[START OF RECORD SET]

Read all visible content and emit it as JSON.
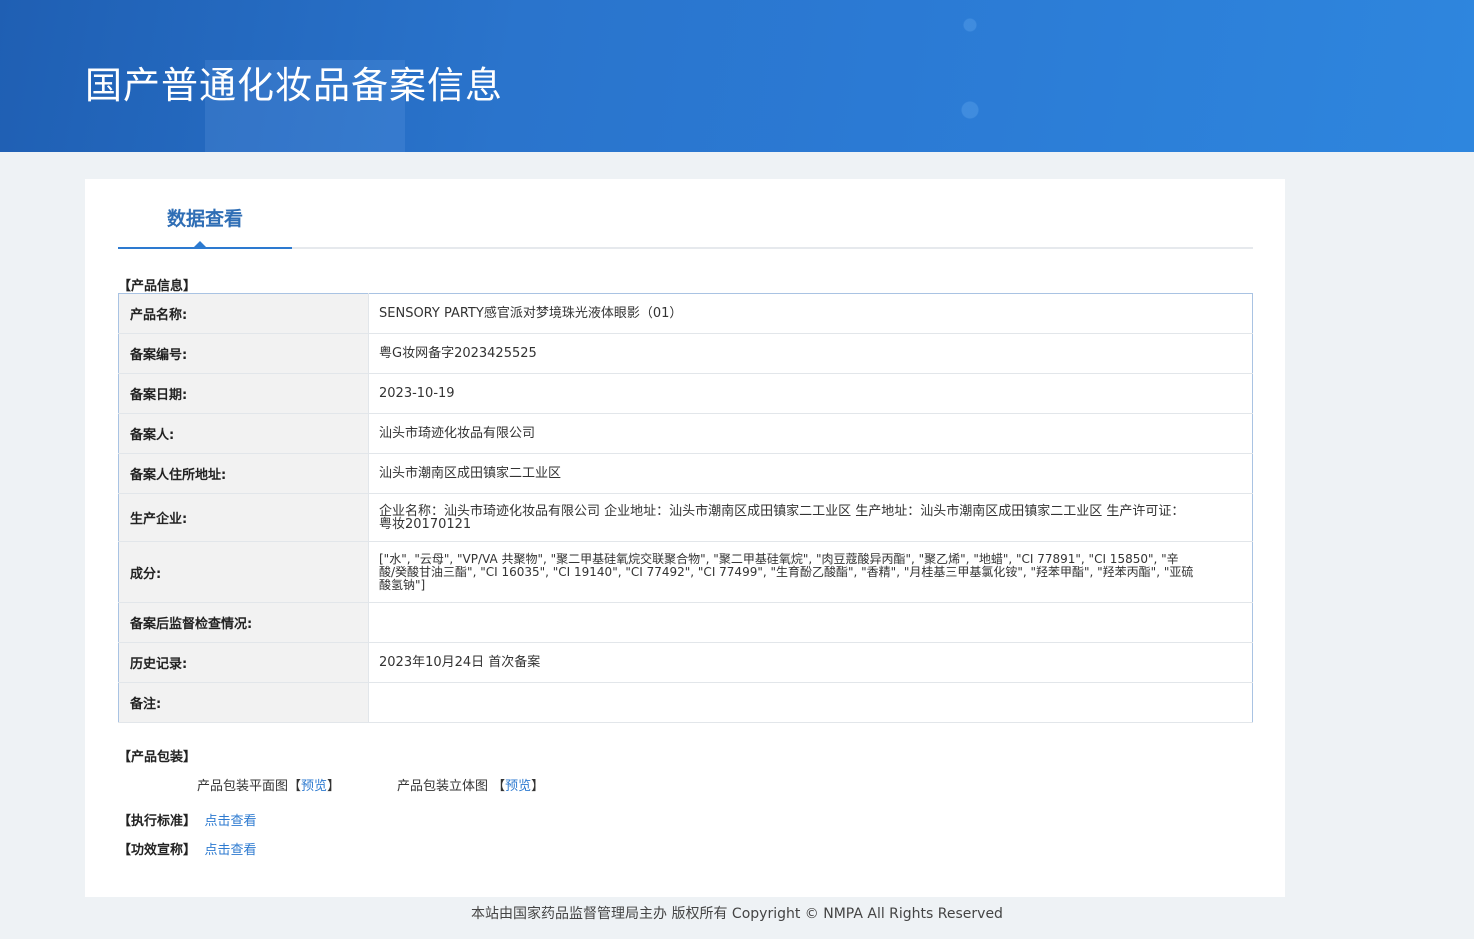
{
  "header": {
    "title": "国产普通化妆品备案信息"
  },
  "tabs": [
    {
      "label": "数据查看"
    }
  ],
  "product_info": {
    "section_label": "【产品信息】",
    "rows": [
      {
        "key": "产品名称:",
        "value": "SENSORY PARTY感官派对梦境珠光液体眼影（01）"
      },
      {
        "key": "备案编号:",
        "value": "粤G妆网备字2023425525"
      },
      {
        "key": "备案日期:",
        "value": "2023-10-19"
      },
      {
        "key": "备案人:",
        "value": "汕头市琦迹化妆品有限公司"
      },
      {
        "key": "备案人住所地址:",
        "value": "汕头市潮南区成田镇家二工业区"
      },
      {
        "key": "生产企业:",
        "value": "企业名称：汕头市琦迹化妆品有限公司 企业地址：汕头市潮南区成田镇家二工业区 生产地址：汕头市潮南区成田镇家二工业区 生产许可证：粤妆20170121"
      },
      {
        "key": "成分:",
        "value": "[\"水\", \"云母\", \"VP/VA 共聚物\", \"聚二甲基硅氧烷交联聚合物\", \"聚二甲基硅氧烷\", \"肉豆蔻酸异丙酯\", \"聚乙烯\", \"地蜡\", \"CI 77891\", \"CI 15850\", \"辛酸/癸酸甘油三酯\", \"CI 16035\", \"CI 19140\", \"CI 77492\", \"CI 77499\", \"生育酚乙酸酯\", \"香精\", \"月桂基三甲基氯化铵\", \"羟苯甲酯\", \"羟苯丙酯\", \"亚硫酸氢钠\"]"
      },
      {
        "key": "备案后监督检查情况:",
        "value": ""
      },
      {
        "key": "历史记录:",
        "value": "2023年10月24日 首次备案"
      },
      {
        "key": "备注:",
        "value": ""
      }
    ]
  },
  "packaging": {
    "section_label": "【产品包装】",
    "flat_label": "产品包装平面图【",
    "flat_link": "预览",
    "flat_close": "】",
    "solid_label": "产品包装立体图 【",
    "solid_link": "预览",
    "solid_close": "】"
  },
  "standard": {
    "label": "【执行标准】",
    "link": "点击查看"
  },
  "efficacy": {
    "label": "【功效宣称】",
    "link": "点击查看"
  },
  "footer": {
    "text": "本站由国家药品监督管理局主办 版权所有 Copyright © NMPA All Rights Reserved"
  }
}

[END OF RECORD SET]

[GIVEN PROBLEM] Gather every line from the listing above in which "value" appears, and copy those lines.

[COMPLETE RESPONSE]
        "value": "SENSORY PARTY感官派对梦境珠光液体眼影（01）"
        "value": "粤G妆网备字2023425525"
        "value": "2023-10-19"
        "value": "汕头市琦迹化妆品有限公司"
        "value": "汕头市潮南区成田镇家二工业区"
        "value": "企业名称：汕头市琦迹化妆品有限公司 企业地址：汕头市潮南区成田镇家二工业区 生产地址：汕头市潮南区成田镇家二工业区 生产许可证：粤妆20170121"
        "value": "[\"水\", \"云母\", \"VP/VA 共聚物\", \"聚二甲基硅氧烷交联聚合物\", \"聚二甲基硅氧烷\", \"肉豆蔻酸异丙酯\", \"聚乙烯\", \"地蜡\", \"CI 77891\", \"CI 15850\", \"辛酸/癸酸甘油三酯\", \"CI 16035\", \"CI 19140\", \"CI 77492\", \"CI 77499\", \"生育酚乙酸酯\", \"香精\", \"月桂基三甲基氯化铵\", \"羟苯甲酯\", \"羟苯丙酯\", \"亚硫酸氢钠\"]"
        "value": ""
        "value": "2023年10月24日 首次备案"
        "value": ""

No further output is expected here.